Challenge: Convert everything from the line containing "table-cell: 18 xyxy=(100,104,227,132)" down to the line containing "table-row: 222 342" into a numbered list, omitting blank lines.

Data for this task:
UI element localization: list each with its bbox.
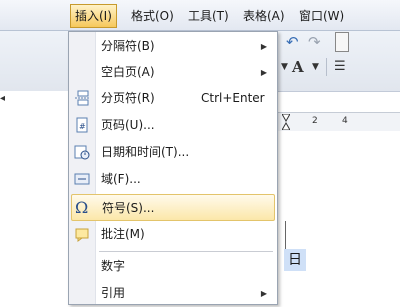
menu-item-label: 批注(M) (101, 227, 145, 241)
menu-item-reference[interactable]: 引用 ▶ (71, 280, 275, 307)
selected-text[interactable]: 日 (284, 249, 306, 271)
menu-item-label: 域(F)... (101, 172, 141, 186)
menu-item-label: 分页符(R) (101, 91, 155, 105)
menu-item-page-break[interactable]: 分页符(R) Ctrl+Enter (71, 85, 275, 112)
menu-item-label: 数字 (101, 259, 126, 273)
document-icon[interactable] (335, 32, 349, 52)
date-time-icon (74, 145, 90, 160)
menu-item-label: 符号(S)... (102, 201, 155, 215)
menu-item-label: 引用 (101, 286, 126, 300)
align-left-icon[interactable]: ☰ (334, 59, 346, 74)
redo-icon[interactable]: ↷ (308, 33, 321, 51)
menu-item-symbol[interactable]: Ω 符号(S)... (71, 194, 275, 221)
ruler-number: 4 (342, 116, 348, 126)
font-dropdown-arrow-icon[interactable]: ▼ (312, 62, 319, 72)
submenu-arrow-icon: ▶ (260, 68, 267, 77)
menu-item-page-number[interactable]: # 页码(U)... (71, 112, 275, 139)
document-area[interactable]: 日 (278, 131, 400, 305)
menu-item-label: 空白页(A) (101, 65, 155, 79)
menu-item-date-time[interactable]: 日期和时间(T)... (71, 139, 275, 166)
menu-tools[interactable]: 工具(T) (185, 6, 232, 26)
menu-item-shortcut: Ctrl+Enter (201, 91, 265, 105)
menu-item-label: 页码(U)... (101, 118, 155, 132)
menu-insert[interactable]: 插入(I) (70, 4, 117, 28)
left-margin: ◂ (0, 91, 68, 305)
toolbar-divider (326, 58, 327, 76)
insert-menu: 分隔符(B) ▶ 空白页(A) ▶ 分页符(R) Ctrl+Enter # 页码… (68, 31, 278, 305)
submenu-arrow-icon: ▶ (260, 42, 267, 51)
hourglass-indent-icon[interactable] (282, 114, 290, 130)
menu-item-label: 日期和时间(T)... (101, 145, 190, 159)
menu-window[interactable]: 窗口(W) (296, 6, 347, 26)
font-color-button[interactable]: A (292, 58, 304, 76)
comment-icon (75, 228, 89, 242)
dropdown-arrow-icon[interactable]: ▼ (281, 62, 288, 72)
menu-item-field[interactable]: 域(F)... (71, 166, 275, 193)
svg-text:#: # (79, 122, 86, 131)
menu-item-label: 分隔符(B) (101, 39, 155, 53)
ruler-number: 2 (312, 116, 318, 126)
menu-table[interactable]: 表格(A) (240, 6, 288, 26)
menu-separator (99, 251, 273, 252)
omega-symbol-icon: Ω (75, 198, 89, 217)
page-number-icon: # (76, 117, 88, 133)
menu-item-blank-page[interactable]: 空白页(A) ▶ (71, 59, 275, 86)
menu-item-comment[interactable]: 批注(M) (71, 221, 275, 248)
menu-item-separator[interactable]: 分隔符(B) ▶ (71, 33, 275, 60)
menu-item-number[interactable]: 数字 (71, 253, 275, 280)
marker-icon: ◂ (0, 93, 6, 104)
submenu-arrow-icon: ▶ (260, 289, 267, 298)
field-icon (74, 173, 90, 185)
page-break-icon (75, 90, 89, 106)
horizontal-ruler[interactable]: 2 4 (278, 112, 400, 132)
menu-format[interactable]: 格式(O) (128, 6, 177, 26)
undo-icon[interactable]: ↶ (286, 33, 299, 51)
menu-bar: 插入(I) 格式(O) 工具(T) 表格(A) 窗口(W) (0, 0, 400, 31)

* * *

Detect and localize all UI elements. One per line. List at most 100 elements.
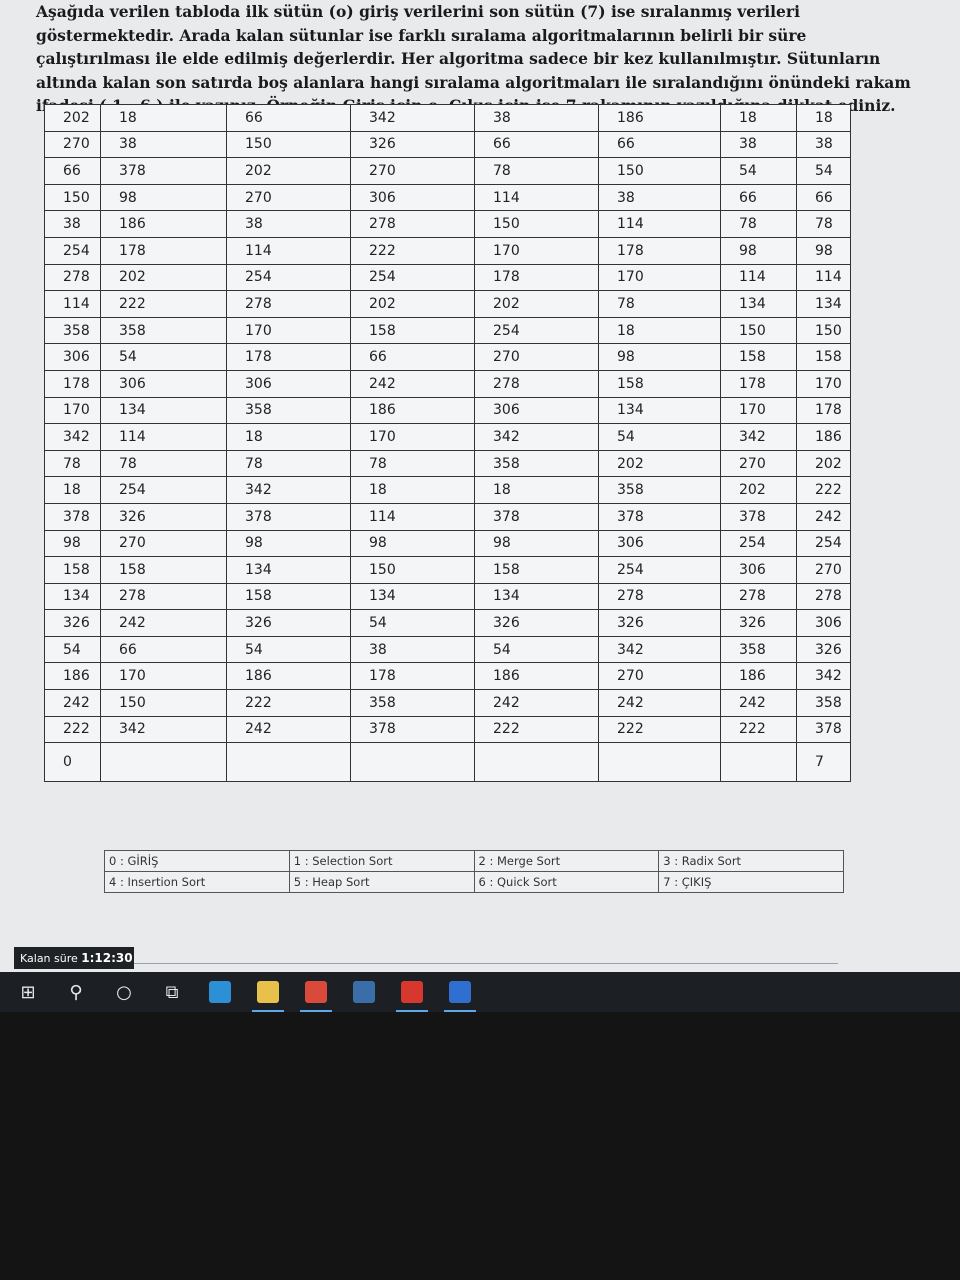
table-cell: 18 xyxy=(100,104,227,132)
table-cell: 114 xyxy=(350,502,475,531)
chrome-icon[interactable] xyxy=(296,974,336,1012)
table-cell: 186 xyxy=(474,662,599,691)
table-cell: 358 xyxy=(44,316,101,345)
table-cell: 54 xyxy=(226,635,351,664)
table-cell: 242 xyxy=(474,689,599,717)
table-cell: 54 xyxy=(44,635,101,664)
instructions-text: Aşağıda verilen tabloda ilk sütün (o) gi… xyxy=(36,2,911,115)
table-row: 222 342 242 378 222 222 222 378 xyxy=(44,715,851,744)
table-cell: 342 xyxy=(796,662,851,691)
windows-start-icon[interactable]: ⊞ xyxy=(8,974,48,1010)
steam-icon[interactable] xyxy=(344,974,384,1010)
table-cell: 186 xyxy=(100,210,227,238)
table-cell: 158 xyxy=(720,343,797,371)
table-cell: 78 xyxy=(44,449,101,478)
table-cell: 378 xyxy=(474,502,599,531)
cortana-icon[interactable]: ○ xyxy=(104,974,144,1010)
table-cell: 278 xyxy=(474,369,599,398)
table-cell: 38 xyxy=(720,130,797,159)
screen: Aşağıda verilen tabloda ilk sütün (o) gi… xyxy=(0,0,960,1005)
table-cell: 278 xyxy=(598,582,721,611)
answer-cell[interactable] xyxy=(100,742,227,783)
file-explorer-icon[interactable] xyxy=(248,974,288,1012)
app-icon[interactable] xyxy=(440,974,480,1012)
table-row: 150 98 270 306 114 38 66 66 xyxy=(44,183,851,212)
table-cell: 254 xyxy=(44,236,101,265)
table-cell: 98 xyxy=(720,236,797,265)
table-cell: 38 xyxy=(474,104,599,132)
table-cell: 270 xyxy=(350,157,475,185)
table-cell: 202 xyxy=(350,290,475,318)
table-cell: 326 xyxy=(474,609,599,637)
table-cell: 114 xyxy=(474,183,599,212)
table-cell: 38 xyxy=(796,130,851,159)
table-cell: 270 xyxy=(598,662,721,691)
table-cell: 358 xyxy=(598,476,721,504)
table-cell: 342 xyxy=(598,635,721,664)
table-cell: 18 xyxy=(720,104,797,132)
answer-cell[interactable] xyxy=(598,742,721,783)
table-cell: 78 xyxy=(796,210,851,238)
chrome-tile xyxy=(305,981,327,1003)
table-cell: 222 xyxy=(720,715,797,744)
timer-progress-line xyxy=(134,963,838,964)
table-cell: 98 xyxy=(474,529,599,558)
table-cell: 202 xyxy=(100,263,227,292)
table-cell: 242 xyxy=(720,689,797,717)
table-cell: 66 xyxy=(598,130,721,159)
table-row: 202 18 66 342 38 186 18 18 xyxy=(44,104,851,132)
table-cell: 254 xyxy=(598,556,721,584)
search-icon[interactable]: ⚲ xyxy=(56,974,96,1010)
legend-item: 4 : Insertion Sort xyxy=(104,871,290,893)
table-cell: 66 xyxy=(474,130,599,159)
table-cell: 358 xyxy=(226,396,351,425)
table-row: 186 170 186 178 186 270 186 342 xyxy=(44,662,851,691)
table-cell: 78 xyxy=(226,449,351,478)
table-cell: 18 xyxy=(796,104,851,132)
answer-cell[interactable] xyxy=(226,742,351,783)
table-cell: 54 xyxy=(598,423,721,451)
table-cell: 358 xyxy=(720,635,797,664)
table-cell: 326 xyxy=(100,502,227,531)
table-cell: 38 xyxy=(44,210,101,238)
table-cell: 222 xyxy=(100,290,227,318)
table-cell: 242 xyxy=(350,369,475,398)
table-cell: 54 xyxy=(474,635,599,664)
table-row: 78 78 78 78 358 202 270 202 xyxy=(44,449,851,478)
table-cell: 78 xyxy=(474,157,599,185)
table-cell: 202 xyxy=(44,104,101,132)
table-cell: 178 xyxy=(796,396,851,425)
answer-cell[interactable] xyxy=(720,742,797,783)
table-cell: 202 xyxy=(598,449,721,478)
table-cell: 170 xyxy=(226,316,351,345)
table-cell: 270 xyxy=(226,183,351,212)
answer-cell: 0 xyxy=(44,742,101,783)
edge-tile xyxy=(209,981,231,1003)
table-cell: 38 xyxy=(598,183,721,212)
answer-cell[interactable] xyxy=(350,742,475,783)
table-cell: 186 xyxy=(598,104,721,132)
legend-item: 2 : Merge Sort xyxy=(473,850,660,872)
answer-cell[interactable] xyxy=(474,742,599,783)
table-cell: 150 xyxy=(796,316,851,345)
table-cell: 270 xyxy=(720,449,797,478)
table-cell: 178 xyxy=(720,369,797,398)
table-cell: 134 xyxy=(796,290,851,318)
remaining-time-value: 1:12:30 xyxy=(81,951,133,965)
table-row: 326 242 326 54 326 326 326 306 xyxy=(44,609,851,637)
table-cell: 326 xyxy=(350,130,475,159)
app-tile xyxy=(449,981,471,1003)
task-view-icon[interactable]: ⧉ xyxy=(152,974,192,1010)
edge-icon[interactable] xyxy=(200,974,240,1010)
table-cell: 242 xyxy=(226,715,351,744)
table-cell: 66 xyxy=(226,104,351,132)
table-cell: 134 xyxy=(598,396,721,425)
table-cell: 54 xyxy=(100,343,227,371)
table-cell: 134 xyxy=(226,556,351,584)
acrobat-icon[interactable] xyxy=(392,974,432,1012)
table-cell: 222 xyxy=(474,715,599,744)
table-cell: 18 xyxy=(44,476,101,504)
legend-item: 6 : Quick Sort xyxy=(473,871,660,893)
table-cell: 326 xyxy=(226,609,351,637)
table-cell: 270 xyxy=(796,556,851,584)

...

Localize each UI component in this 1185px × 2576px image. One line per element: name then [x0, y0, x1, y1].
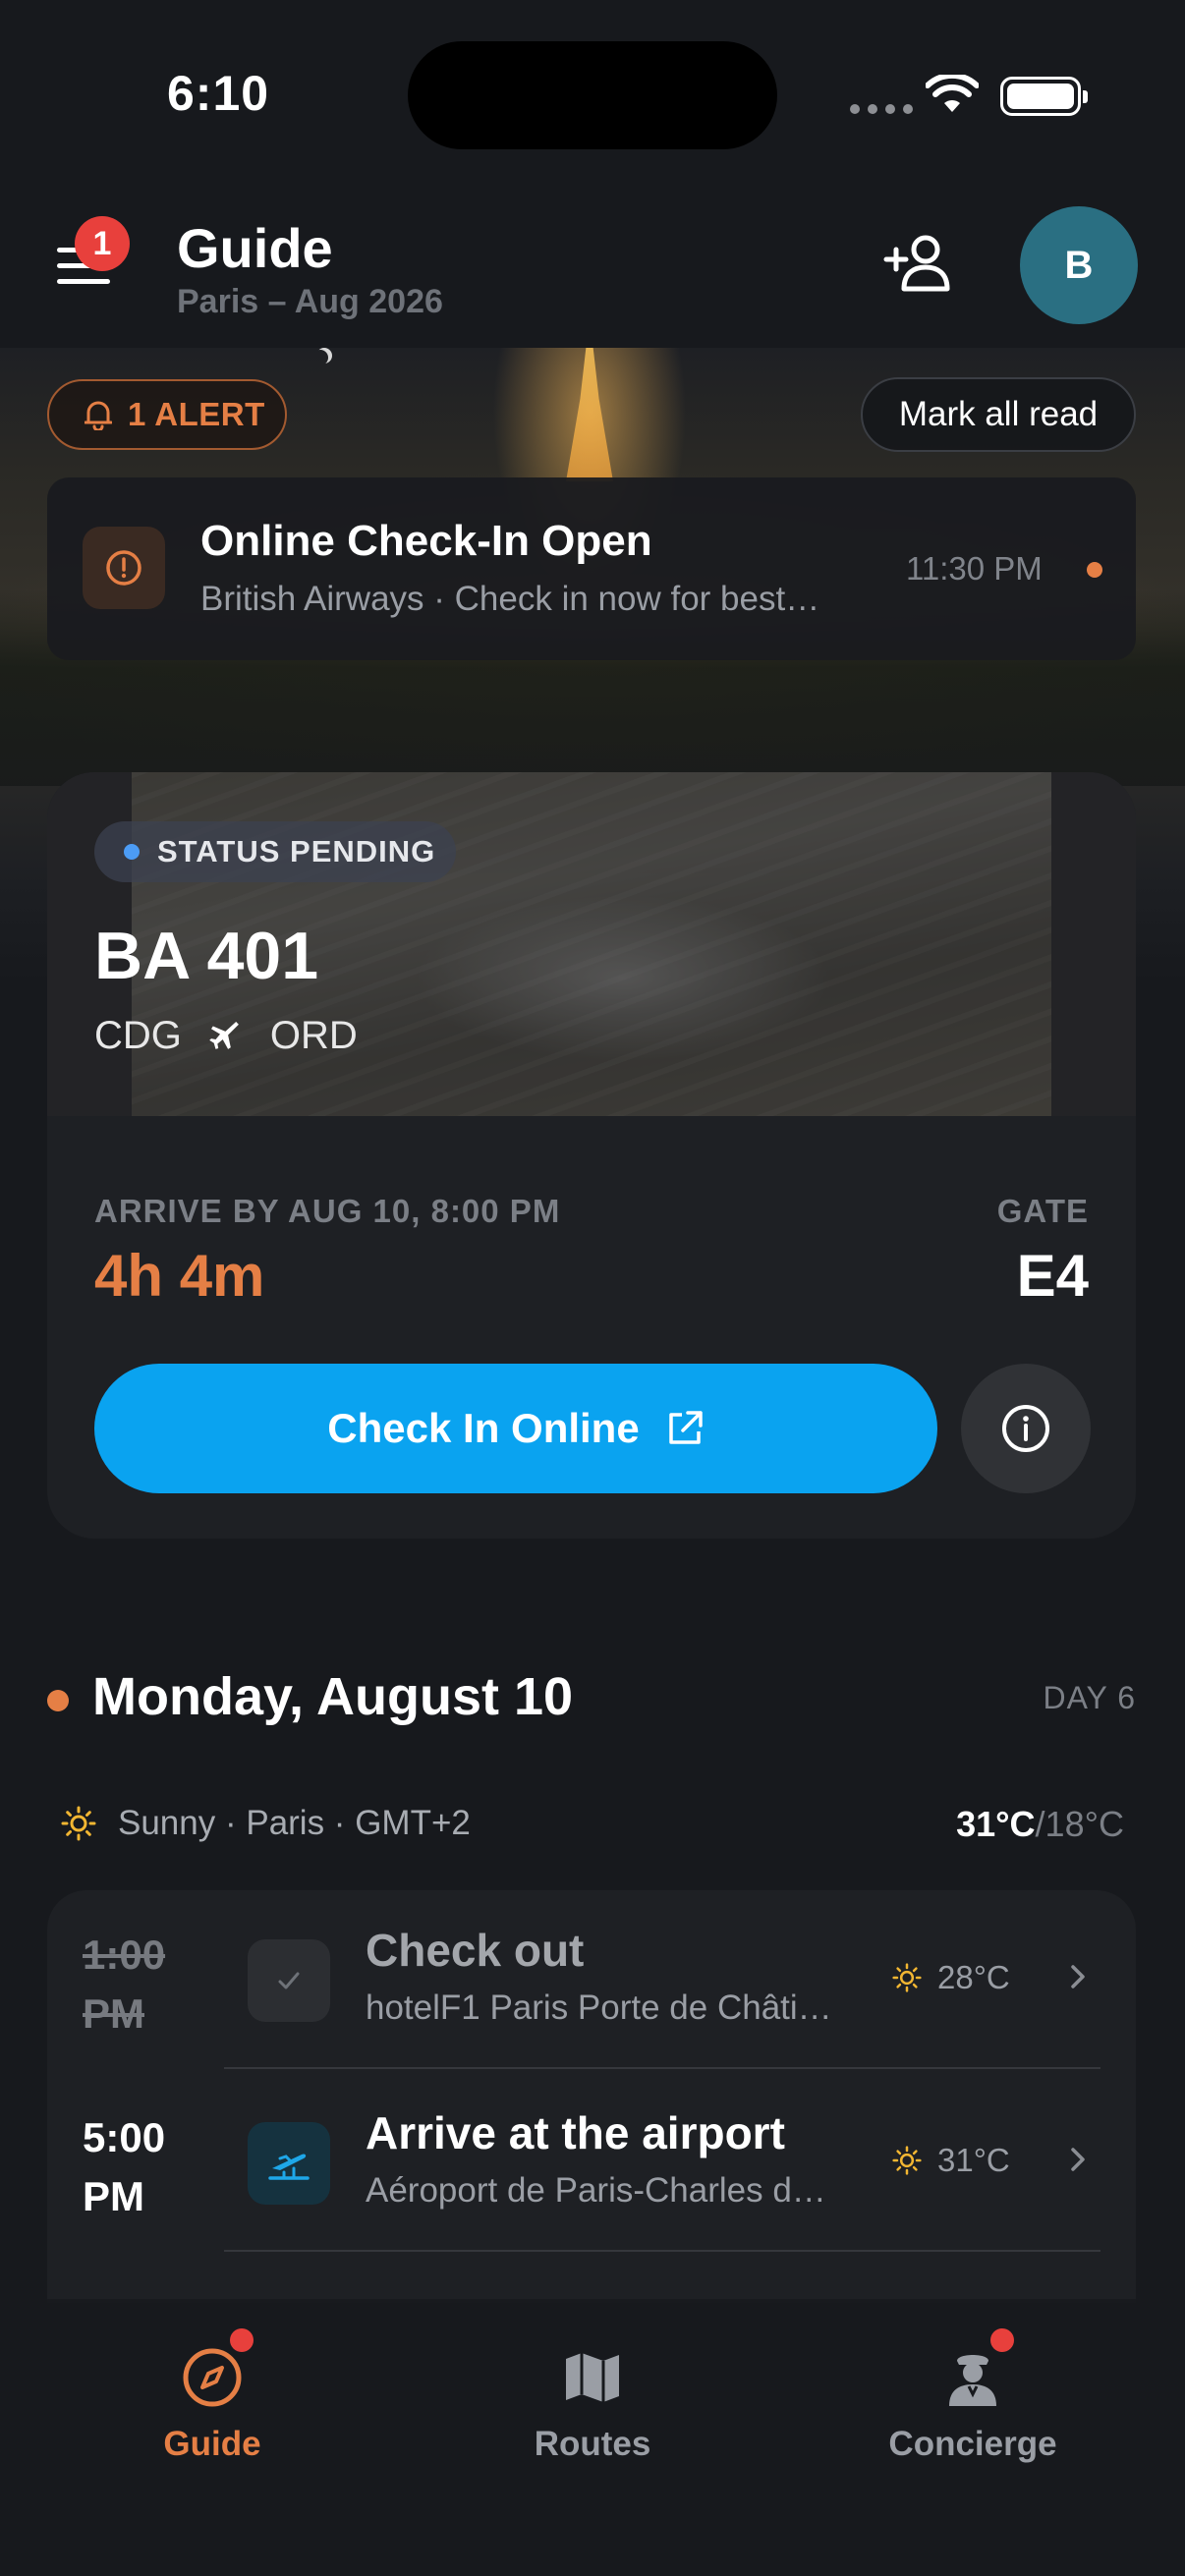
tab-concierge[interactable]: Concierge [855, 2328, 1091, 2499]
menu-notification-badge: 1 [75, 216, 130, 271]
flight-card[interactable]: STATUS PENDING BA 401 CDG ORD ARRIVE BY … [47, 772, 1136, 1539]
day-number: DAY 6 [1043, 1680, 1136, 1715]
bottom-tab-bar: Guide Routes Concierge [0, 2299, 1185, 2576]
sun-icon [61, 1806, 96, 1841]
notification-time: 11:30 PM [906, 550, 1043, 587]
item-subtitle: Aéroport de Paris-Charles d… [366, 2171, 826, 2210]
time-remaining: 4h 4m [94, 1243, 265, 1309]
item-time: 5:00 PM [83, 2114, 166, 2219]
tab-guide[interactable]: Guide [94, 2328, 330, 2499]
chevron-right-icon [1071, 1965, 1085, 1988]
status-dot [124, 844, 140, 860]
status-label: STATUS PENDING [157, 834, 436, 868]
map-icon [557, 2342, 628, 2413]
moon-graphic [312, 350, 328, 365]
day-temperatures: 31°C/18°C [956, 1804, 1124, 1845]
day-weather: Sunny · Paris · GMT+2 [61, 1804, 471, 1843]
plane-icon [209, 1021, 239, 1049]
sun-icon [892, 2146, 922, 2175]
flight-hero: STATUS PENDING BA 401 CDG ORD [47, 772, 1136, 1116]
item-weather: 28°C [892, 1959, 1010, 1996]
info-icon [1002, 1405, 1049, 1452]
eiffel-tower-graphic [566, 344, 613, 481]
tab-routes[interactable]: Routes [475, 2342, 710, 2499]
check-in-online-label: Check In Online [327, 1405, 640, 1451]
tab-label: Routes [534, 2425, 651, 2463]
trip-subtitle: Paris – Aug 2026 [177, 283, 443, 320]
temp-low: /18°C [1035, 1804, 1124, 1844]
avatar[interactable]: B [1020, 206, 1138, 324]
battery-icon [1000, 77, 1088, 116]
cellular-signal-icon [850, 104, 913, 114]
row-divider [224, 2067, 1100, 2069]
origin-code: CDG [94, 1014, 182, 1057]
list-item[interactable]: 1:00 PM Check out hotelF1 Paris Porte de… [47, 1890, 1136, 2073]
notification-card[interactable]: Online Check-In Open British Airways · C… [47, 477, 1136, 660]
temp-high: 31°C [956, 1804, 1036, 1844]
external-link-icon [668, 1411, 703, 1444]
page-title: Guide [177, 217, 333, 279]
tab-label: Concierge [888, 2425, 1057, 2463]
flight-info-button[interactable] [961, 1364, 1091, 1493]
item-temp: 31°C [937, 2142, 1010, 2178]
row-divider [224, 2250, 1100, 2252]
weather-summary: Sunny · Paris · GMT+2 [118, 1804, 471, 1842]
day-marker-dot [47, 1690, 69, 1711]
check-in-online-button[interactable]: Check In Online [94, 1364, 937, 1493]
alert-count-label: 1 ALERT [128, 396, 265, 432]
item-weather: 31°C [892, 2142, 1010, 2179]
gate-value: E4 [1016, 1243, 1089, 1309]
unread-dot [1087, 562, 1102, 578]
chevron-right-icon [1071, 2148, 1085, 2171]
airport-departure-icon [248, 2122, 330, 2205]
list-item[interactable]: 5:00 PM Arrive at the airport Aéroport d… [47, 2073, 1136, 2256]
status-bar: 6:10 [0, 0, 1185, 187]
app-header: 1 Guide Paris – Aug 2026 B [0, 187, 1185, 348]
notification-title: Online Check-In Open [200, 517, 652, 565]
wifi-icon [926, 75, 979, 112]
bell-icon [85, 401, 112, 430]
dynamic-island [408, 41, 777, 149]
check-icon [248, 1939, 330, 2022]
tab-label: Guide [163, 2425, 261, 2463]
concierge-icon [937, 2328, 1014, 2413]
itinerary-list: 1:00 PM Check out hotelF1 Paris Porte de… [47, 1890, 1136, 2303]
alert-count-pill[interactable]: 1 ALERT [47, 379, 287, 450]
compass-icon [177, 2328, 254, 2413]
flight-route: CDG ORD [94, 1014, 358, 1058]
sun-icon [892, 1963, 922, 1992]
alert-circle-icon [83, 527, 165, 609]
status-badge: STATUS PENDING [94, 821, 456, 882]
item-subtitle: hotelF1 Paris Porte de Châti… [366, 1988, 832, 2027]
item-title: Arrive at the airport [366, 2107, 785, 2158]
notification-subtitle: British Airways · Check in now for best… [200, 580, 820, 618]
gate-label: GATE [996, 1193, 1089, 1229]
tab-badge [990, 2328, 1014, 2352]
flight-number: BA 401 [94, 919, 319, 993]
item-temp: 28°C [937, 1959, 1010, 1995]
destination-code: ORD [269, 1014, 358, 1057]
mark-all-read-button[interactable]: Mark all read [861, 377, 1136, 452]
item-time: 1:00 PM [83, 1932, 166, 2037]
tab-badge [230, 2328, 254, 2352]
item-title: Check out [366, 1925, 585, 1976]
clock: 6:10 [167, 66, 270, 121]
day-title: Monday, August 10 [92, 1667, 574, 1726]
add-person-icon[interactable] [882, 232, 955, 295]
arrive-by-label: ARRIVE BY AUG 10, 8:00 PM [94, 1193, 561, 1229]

Answer for this exercise:
1. table-cell: 18 xyxy=(100,104,227,132)
2. table-cell: 114 xyxy=(350,502,475,531)
3. chrome-icon[interactable] xyxy=(296,974,336,1012)
4. table-cell: 186 xyxy=(474,662,599,691)
5. table-cell: 358 xyxy=(44,316,101,345)
6. table-cell: 54 xyxy=(226,635,351,664)
7. table-cell: 242 xyxy=(474,689,599,717)
8. table-cell: 54 xyxy=(44,635,101,664)
9. instructions-text: Aşağıda verilen tabloda ilk sütün (o) gi… xyxy=(36,2,911,115)
10. table-row: 222 342 242 378 222 222 222 378 xyxy=(44,715,851,744)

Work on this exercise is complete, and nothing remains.